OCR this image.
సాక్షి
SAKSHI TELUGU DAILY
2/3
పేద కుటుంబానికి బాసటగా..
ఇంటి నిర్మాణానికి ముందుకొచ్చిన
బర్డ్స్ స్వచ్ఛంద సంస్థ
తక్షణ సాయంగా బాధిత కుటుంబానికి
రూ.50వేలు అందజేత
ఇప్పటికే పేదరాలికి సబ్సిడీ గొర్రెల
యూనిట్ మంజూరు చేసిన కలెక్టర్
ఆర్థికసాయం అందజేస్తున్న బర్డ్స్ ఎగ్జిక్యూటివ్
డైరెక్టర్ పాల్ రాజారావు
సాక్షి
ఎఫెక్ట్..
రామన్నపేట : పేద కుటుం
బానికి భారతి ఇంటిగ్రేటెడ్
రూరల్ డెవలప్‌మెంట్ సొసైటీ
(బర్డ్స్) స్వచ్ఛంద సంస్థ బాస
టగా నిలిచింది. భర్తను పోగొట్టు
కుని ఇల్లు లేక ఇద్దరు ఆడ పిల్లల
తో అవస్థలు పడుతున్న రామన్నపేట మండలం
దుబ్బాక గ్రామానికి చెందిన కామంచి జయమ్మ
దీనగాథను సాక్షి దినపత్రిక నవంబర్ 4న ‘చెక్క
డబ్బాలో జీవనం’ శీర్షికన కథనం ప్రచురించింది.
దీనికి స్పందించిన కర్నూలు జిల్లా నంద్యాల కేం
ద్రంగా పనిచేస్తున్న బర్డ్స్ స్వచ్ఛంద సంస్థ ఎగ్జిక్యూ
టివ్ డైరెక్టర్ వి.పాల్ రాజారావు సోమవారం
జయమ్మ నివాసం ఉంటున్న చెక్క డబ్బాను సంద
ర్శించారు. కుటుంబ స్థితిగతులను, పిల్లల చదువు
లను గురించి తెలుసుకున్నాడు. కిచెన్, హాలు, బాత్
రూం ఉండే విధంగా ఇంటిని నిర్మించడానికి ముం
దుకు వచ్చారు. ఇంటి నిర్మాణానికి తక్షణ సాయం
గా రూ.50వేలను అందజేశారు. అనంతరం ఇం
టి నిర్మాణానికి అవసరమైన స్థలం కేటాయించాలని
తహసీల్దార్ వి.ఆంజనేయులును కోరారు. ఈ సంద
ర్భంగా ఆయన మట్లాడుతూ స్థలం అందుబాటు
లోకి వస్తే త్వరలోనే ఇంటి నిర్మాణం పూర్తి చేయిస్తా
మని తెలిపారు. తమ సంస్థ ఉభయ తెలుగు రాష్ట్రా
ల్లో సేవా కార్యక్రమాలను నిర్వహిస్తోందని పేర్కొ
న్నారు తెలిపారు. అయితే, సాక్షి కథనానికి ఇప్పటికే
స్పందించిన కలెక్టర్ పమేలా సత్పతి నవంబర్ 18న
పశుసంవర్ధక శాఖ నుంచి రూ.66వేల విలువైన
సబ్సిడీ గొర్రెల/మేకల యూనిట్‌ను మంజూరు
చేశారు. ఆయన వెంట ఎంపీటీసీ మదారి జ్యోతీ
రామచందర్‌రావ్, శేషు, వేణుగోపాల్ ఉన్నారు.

* [SHORT EXERCISE]:
Extract all of the material exactly as it is written.

* [WRITTEN ANSWER]:
OCR this image.
సాక్షి
SAKSHI TELUGU DAILY
2/3
పేద కుటుంబానికి బాసటగా..
ఇంటి నిర్మాణానికి ముందుకొచ్చిన
బర్డ్స్ స్వచ్ఛంద సంస్థ
తక్షణ సాయంగా బాధిత కుటుంబానికి
రూ.50వేలు అందజేత
ఇప్పటికే పేదరాలికి సబ్సిడీ గొర్రెల
యూనిట్ మంజూరు చేసిన కలెక్టర్
ఆర్థికసాయం అందజేస్తున్న బర్డ్స్ ఎగ్జిక్యూటివ్
డైరెక్టర్ పాల్ రాజారావు
సాక్షి
ఎఫెక్ట్..
రామన్నపేట : పేద కుటుం
బానికి భారతి ఇంటిగ్రేటెడ్
రూరల్ డెవలప్‌మెంట్ సొసైటీ
(బర్డ్స్) స్వచ్ఛంద సంస్థ బాస
టగా నిలిచింది. భర్తను పోగొట్టు
కుని ఇల్లు లేక ఇద్దరు ఆడ పిల్లల
తో అవస్థలు పడుతున్న రామన్నపేట మండలం
దుబ్బాక గ్రామానికి చెందిన కామంచి జయమ్మ
దీనగాథను సాక్షి దినపత్రిక నవంబర్ 4న ‘చెక్క
డబ్బాలో జీవనం’ శీర్షికన కథనం ప్రచురించింది.
దీనికి స్పందించిన కర్నూలు జిల్లా నంద్యాల కేం
ద్రంగా పనిచేస్తున్న బర్డ్స్ స్వచ్ఛంద సంస్థ ఎగ్జిక్యూ
టివ్ డైరెక్టర్ వి.పాల్ రాజారావు సోమవారం
జయమ్మ నివాసం ఉంటున్న చెక్క డబ్బాను సంద
ర్శించారు. కుటుంబ స్థితిగతులను, పిల్లల చదువు
లను గురించి తెలుసుకున్నాడు. కిచెన్, హాలు, బాత్
రూం ఉండే విధంగా ఇంటిని నిర్మించడానికి ముం
దుకు వచ్చారు. ఇంటి నిర్మాణానికి తక్షణ సాయం
గా రూ.50వేలను అందజేశారు. అనంతరం ఇం
టి నిర్మాణానికి అవసరమైన స్థలం కేటాయించాలని
తహసీల్దార్ వి.ఆంజనేయులును కోరారు. ఈ సంద
ర్భంగా ఆయన మట్లాడుతూ స్థలం అందుబాటు
లోకి వస్తే త్వరలోనే ఇంటి నిర్మాణం పూర్తి చేయిస్తా
మని తెలిపారు. తమ సంస్థ ఉభయ తెలుగు రాష్ట్రా
ల్లో సేవా కార్యక్రమాలను నిర్వహిస్తోందని పేర్కొ
న్నారు తెలిపారు. అయితే, సాక్షి కథనానికి ఇప్పటికే
స్పందించిన కలెక్టర్ పమేలా సత్పతి నవంబర్ 18న
పశుసంవర్ధక శాఖ నుంచి రూ.66వేల విలువైన
సబ్సిడీ గొర్రెల/మేకల యూనిట్‌ను మంజూరు
చేశారు. ఆయన వెంట ఎంపీటీసీ మదారి జ్యోతీ
రామచందర్‌రావ్, శేషు, వేణుగోపాల్ ఉన్నారు.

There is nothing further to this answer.